- [STATED EXERCISE A] Using the text on the battleship HMS Erin, decide whether each statement agrees with it: (i) the ship was launched on 3 September 1913; (ii) the ship's design was based wholly on Iron Duke; (iii) her complement was 1,070 officers and ratings. Answer yes or no for each, quoting the deciding words of the text.

- [TEXT SEGMENT]

HMS Erin was a dreadnought battleship of the Royal Navy, built for an order placed by the Ottoman government with the British Vickers company, originally under the name of Reşad, but was renamed Reşadiye during construction. The Ottomans intended was to procure a battleship which was at least the equal of any other ship currently afloat or building. The design was based on that of King George V, but with some features of Iron Duke. The ship was laid down at Vickers shipyard on 6 December 1911, launched on 3 September 1913.

In 1914, when the First World War broke out the ship was nearly completed; at the orders of Winston Churchill, the First Lord of the Admiralty, she was seized for use by the Royal Navy and renamed Erin. She was completed in August 1914. She was taken over for the Royal Navy on 22 August 1914. She had a displacement of 27,500 long tons (27,940 t) (normal), 30,250 long tons (30,740 t) (full load) Length: 559 ft 6 in (170.54 m), Beam: 91 ft (27.7 m), Draught: 28 ft (8.5 m) Her power was 26,500 shp (19,800 kW), produced by 4 Parsons steam turbines fed by 15 Babcock boilers and driving 4 shafts, giving her a top speed of 21 kn (38.9 km/h) Her complement was 1,070 officers and ratings. Armament consisted of 10 × 13.5 in (343 mm) Mk VI guns (5x2), 16 × 6 in (152.4 mm) guns, 6 × 6-pounder 57 mm (2.2 in) guns, 2 × 3 in (76.2 mm) 20 cwt anti-aircraft guns and 4 × 21 in (533 mm) torpedo tubes. Her Armour Belt was 12 in (30.5 cm), Main armour was 9 in (22.9 cm) and Turrets 4–11 in (10.2–27.9 cm)

[Data extracted from a collection]
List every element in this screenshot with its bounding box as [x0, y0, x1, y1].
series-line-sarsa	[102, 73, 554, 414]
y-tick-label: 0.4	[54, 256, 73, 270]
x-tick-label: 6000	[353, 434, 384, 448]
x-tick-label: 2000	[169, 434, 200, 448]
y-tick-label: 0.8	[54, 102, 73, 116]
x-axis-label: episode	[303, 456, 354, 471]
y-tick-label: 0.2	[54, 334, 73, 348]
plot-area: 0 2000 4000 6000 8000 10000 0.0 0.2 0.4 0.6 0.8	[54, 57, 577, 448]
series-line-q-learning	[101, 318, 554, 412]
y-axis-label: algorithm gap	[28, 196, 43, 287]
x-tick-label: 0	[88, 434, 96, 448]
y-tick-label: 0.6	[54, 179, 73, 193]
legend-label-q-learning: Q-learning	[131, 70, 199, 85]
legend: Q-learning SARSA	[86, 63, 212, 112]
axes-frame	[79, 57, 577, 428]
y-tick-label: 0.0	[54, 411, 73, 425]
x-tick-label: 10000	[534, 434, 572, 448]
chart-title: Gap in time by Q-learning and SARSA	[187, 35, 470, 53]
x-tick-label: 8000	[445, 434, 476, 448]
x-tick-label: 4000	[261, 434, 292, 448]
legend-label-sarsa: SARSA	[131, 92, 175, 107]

- [STATED EXERCISE B] Quote the records from their first line through the line containing "102, 73, 116]", including both of those lines.

- [WRITTEN ANSWER A]
(i) Yes: "launched on 3 September 1913"
(ii) No: "The design was based on that of King George V, but with some features of Iron Duke"
(iii) Yes: "Her complement was 1,070 officers and ratings"

- [WRITTEN ANSWER B]
List every element in this screenshot with its bounding box as [x0, y0, x1, y1].
series-line-sarsa	[102, 73, 554, 414]
y-tick-label: 0.4	[54, 256, 73, 270]
x-tick-label: 6000	[353, 434, 384, 448]
x-tick-label: 2000	[169, 434, 200, 448]
y-tick-label: 0.8	[54, 102, 73, 116]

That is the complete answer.